- _Direction_: Without skipping anything, write out each record below exactly.

─── Available data ───

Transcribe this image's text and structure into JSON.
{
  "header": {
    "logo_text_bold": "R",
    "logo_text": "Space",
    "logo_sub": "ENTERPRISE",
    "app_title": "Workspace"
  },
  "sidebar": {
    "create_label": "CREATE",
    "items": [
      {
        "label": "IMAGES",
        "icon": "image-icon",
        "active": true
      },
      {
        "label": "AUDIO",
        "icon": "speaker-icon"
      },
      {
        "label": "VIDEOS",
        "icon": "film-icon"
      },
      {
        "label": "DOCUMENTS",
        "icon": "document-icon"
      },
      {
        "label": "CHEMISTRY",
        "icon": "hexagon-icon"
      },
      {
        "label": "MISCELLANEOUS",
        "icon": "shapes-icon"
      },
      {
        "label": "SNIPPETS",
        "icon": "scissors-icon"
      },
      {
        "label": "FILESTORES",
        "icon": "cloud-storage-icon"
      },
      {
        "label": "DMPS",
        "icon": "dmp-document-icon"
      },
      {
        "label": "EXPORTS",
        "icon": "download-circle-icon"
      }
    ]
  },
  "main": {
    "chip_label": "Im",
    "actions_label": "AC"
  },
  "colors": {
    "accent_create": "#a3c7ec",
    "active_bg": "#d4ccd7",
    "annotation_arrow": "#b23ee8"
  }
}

───

- _Problem solution_:
Transcribe this image's text and structure into JSON.
{
  "header": {
    "logo_text_bold": "R",
    "logo_text": "Space",
    "logo_sub": "ENTERPRISE",
    "app_title": "Workspace"
  },
  "sidebar": {
    "create_label": "CREATE",
    "items": [
      {
        "label": "IMAGES",
        "icon": "image-icon",
        "active": true
      },
      {
        "label": "AUDIO",
        "icon": "speaker-icon"
      },
      {
        "label": "VIDEOS",
        "icon": "film-icon"
      },
      {
        "label": "DOCUMENTS",
        "icon": "document-icon"
      },
      {
        "label": "CHEMISTRY",
        "icon": "hexagon-icon"
      },
      {
        "label": "MISCELLANEOUS",
        "icon": "shapes-icon"
      },
      {
        "label": "SNIPPETS",
        "icon": "scissors-icon"
      },
      {
        "label": "FILESTORES",
        "icon": "cloud-storage-icon"
      },
      {
        "label": "DMPS",
        "icon": "dmp-document-icon"
      },
      {
        "label": "EXPORTS",
        "icon": "download-circle-icon"
      }
    ]
  },
  "main": {
    "chip_label": "Im",
    "actions_label": "AC"
  },
  "colors": {
    "accent_create": "#a3c7ec",
    "active_bg": "#d4ccd7",
    "annotation_arrow": "#b23ee8"
  }
}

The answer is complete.